- [Directions for this task]:
Copy each line in the data that includes the word "values".
------------------------------------------------------------------------
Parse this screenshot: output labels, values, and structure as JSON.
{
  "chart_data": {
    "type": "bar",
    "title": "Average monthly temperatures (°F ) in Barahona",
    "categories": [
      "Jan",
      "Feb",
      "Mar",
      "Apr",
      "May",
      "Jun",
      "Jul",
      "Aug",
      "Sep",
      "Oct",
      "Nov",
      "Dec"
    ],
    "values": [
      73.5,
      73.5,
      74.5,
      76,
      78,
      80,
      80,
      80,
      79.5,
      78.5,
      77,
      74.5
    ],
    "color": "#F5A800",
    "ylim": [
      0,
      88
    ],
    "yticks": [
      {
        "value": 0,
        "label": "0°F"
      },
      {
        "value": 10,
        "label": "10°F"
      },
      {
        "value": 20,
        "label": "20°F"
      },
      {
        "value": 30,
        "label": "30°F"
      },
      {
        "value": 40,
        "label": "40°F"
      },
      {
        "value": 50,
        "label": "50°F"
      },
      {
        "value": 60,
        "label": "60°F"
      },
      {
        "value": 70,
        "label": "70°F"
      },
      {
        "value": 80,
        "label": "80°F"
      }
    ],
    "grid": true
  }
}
------------------------------------------------------------------------
- [Task result]:
Parse this screenshot: output labels, values, and structure as JSON.
    "values": [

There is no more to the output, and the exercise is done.